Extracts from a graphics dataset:
● ● ●

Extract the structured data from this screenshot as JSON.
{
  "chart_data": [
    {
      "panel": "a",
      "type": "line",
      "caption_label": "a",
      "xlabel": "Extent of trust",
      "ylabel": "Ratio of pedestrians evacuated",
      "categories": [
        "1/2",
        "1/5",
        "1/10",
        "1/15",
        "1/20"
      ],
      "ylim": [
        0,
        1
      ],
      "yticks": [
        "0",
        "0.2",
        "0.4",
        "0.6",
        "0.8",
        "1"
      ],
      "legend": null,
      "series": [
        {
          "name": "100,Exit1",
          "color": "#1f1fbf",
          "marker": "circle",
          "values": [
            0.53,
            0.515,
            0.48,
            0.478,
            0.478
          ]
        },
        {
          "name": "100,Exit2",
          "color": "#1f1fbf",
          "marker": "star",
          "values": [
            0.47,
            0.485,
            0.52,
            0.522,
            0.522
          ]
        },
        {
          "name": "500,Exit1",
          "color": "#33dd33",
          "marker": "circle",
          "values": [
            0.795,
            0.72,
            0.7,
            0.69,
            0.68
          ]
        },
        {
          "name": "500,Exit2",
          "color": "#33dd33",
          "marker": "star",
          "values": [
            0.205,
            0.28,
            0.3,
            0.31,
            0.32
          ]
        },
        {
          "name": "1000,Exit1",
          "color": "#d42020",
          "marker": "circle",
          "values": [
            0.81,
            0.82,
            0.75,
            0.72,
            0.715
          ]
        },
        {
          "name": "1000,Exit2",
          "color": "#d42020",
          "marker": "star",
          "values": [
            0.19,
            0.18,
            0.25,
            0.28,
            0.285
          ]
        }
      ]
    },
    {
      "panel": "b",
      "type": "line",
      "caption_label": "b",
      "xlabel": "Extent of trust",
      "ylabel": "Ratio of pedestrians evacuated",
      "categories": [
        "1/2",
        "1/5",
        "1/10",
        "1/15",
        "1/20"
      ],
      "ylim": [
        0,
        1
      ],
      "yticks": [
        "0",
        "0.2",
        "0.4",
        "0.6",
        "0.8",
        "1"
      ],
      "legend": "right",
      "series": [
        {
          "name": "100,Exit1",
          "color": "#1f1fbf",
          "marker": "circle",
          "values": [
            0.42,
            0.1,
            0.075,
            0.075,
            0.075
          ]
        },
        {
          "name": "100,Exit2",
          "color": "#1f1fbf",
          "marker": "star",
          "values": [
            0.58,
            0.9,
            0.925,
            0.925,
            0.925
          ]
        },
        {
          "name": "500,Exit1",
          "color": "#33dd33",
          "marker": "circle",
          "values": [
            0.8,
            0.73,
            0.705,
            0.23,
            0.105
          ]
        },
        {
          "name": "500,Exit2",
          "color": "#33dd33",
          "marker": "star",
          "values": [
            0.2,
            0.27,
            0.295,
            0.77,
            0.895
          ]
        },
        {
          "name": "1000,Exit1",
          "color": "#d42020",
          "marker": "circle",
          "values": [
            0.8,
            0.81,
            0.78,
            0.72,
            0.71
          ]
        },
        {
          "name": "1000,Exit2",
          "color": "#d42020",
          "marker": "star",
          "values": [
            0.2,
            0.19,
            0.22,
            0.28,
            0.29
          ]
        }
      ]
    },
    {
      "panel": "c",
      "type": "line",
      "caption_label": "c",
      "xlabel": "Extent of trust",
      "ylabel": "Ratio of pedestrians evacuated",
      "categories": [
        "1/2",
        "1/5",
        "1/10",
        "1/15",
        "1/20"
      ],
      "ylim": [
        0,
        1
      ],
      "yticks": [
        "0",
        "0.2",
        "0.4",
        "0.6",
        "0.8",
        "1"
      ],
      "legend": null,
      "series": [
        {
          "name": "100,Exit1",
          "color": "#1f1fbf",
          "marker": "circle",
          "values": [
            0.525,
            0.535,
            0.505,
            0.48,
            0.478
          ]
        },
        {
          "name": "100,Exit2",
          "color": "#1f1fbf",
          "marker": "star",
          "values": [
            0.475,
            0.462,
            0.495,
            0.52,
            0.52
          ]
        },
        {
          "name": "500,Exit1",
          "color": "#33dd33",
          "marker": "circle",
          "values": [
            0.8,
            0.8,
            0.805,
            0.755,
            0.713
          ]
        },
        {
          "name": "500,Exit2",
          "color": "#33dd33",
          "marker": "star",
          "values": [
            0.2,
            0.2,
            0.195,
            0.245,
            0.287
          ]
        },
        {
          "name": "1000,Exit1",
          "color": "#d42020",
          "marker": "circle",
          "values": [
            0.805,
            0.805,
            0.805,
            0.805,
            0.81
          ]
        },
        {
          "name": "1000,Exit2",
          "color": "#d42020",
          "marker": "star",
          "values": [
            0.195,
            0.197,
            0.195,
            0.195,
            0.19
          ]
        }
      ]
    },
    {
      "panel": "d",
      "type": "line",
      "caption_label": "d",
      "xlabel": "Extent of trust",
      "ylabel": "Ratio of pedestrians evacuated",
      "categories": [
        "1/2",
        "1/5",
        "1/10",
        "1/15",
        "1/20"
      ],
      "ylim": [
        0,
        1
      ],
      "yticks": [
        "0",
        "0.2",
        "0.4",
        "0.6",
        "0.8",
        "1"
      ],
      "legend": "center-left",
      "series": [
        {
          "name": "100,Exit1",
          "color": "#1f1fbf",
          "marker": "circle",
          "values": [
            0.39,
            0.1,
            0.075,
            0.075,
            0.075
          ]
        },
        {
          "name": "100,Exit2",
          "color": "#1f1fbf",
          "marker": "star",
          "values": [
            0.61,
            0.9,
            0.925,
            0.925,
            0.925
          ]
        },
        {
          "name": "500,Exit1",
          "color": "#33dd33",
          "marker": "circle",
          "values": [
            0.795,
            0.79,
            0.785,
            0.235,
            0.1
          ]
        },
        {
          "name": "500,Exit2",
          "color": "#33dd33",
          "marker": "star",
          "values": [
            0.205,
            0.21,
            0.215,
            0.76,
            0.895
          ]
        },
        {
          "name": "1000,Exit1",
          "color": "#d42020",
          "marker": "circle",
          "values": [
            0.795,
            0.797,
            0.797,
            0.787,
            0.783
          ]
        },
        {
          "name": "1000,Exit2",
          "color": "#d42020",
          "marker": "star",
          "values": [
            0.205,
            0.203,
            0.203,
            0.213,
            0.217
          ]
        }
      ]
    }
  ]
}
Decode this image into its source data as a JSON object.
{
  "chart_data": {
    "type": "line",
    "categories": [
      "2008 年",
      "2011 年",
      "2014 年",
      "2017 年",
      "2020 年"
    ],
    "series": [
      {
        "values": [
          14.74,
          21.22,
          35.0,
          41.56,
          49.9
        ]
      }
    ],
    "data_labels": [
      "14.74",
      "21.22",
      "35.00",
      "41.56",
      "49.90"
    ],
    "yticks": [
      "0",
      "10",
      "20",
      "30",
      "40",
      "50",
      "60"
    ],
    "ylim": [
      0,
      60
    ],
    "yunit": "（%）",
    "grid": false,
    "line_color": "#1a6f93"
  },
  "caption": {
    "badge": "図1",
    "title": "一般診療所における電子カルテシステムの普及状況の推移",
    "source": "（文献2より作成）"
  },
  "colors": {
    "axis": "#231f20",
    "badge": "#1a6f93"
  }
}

● ● ●

The records above must be output exactly, in full.

**Response below**:
Extract the structured data from this screenshot as JSON.
{
  "chart_data": [
    {
      "panel": "a",
      "type": "line",
      "caption_label": "a",
      "xlabel": "Extent of trust",
      "ylabel": "Ratio of pedestrians evacuated",
      "categories": [
        "1/2",
        "1/5",
        "1/10",
        "1/15",
        "1/20"
      ],
      "ylim": [
        0,
        1
      ],
      "yticks": [
        "0",
        "0.2",
        "0.4",
        "0.6",
        "0.8",
        "1"
      ],
      "legend": null,
      "series": [
        {
          "name": "100,Exit1",
          "color": "#1f1fbf",
          "marker": "circle",
          "values": [
            0.53,
            0.515,
            0.48,
            0.478,
            0.478
          ]
        },
        {
          "name": "100,Exit2",
          "color": "#1f1fbf",
          "marker": "star",
          "values": [
            0.47,
            0.485,
            0.52,
            0.522,
            0.522
          ]
        },
        {
          "name": "500,Exit1",
          "color": "#33dd33",
          "marker": "circle",
          "values": [
            0.795,
            0.72,
            0.7,
            0.69,
            0.68
          ]
        },
        {
          "name": "500,Exit2",
          "color": "#33dd33",
          "marker": "star",
          "values": [
            0.205,
            0.28,
            0.3,
            0.31,
            0.32
          ]
        },
        {
          "name": "1000,Exit1",
          "color": "#d42020",
          "marker": "circle",
          "values": [
            0.81,
            0.82,
            0.75,
            0.72,
            0.715
          ]
        },
        {
          "name": "1000,Exit2",
          "color": "#d42020",
          "marker": "star",
          "values": [
            0.19,
            0.18,
            0.25,
            0.28,
            0.285
          ]
        }
      ]
    },
    {
      "panel": "b",
      "type": "line",
      "caption_label": "b",
      "xlabel": "Extent of trust",
      "ylabel": "Ratio of pedestrians evacuated",
      "categories": [
        "1/2",
        "1/5",
        "1/10",
        "1/15",
        "1/20"
      ],
      "ylim": [
        0,
        1
      ],
      "yticks": [
        "0",
        "0.2",
        "0.4",
        "0.6",
        "0.8",
        "1"
      ],
      "legend": "right",
      "series": [
        {
          "name": "100,Exit1",
          "color": "#1f1fbf",
          "marker": "circle",
          "values": [
            0.42,
            0.1,
            0.075,
            0.075,
            0.075
          ]
        },
        {
          "name": "100,Exit2",
          "color": "#1f1fbf",
          "marker": "star",
          "values": [
            0.58,
            0.9,
            0.925,
            0.925,
            0.925
          ]
        },
        {
          "name": "500,Exit1",
          "color": "#33dd33",
          "marker": "circle",
          "values": [
            0.8,
            0.73,
            0.705,
            0.23,
            0.105
          ]
        },
        {
          "name": "500,Exit2",
          "color": "#33dd33",
          "marker": "star",
          "values": [
            0.2,
            0.27,
            0.295,
            0.77,
            0.895
          ]
        },
        {
          "name": "1000,Exit1",
          "color": "#d42020",
          "marker": "circle",
          "values": [
            0.8,
            0.81,
            0.78,
            0.72,
            0.71
          ]
        },
        {
          "name": "1000,Exit2",
          "color": "#d42020",
          "marker": "star",
          "values": [
            0.2,
            0.19,
            0.22,
            0.28,
            0.29
          ]
        }
      ]
    },
    {
      "panel": "c",
      "type": "line",
      "caption_label": "c",
      "xlabel": "Extent of trust",
      "ylabel": "Ratio of pedestrians evacuated",
      "categories": [
        "1/2",
        "1/5",
        "1/10",
        "1/15",
        "1/20"
      ],
      "ylim": [
        0,
        1
      ],
      "yticks": [
        "0",
        "0.2",
        "0.4",
        "0.6",
        "0.8",
        "1"
      ],
      "legend": null,
      "series": [
        {
          "name": "100,Exit1",
          "color": "#1f1fbf",
          "marker": "circle",
          "values": [
            0.525,
            0.535,
            0.505,
            0.48,
            0.478
          ]
        },
        {
          "name": "100,Exit2",
          "color": "#1f1fbf",
          "marker": "star",
          "values": [
            0.475,
            0.462,
            0.495,
            0.52,
            0.52
          ]
        },
        {
          "name": "500,Exit1",
          "color": "#33dd33",
          "marker": "circle",
          "values": [
            0.8,
            0.8,
            0.805,
            0.755,
            0.713
          ]
        },
        {
          "name": "500,Exit2",
          "color": "#33dd33",
          "marker": "star",
          "values": [
            0.2,
            0.2,
            0.195,
            0.245,
            0.287
          ]
        },
        {
          "name": "1000,Exit1",
          "color": "#d42020",
          "marker": "circle",
          "values": [
            0.805,
            0.805,
            0.805,
            0.805,
            0.81
          ]
        },
        {
          "name": "1000,Exit2",
          "color": "#d42020",
          "marker": "star",
          "values": [
            0.195,
            0.197,
            0.195,
            0.195,
            0.19
          ]
        }
      ]
    },
    {
      "panel": "d",
      "type": "line",
      "caption_label": "d",
      "xlabel": "Extent of trust",
      "ylabel": "Ratio of pedestrians evacuated",
      "categories": [
        "1/2",
        "1/5",
        "1/10",
        "1/15",
        "1/20"
      ],
      "ylim": [
        0,
        1
      ],
      "yticks": [
        "0",
        "0.2",
        "0.4",
        "0.6",
        "0.8",
        "1"
      ],
      "legend": "center-left",
      "series": [
        {
          "name": "100,Exit1",
          "color": "#1f1fbf",
          "marker": "circle",
          "values": [
            0.39,
            0.1,
            0.075,
            0.075,
            0.075
          ]
        },
        {
          "name": "100,Exit2",
          "color": "#1f1fbf",
          "marker": "star",
          "values": [
            0.61,
            0.9,
            0.925,
            0.925,
            0.925
          ]
        },
        {
          "name": "500,Exit1",
          "color": "#33dd33",
          "marker": "circle",
          "values": [
            0.795,
            0.79,
            0.785,
            0.235,
            0.1
          ]
        },
        {
          "name": "500,Exit2",
          "color": "#33dd33",
          "marker": "star",
          "values": [
            0.205,
            0.21,
            0.215,
            0.76,
            0.895
          ]
        },
        {
          "name": "1000,Exit1",
          "color": "#d42020",
          "marker": "circle",
          "values": [
            0.795,
            0.797,
            0.797,
            0.787,
            0.783
          ]
        },
        {
          "name": "1000,Exit2",
          "color": "#d42020",
          "marker": "star",
          "values": [
            0.205,
            0.203,
            0.203,
            0.213,
            0.217
          ]
        }
      ]
    }
  ]
}
Decode this image into its source data as a JSON object.
{
  "chart_data": {
    "type": "line",
    "categories": [
      "2008 年",
      "2011 年",
      "2014 年",
      "2017 年",
      "2020 年"
    ],
    "series": [
      {
        "values": [
          14.74,
          21.22,
          35.0,
          41.56,
          49.9
        ]
      }
    ],
    "data_labels": [
      "14.74",
      "21.22",
      "35.00",
      "41.56",
      "49.90"
    ],
    "yticks": [
      "0",
      "10",
      "20",
      "30",
      "40",
      "50",
      "60"
    ],
    "ylim": [
      0,
      60
    ],
    "yunit": "（%）",
    "grid": false,
    "line_color": "#1a6f93"
  },
  "caption": {
    "badge": "図1",
    "title": "一般診療所における電子カルテシステムの普及状況の推移",
    "source": "（文献2より作成）"
  },
  "colors": {
    "axis": "#231f20",
    "badge": "#1a6f93"
  }
}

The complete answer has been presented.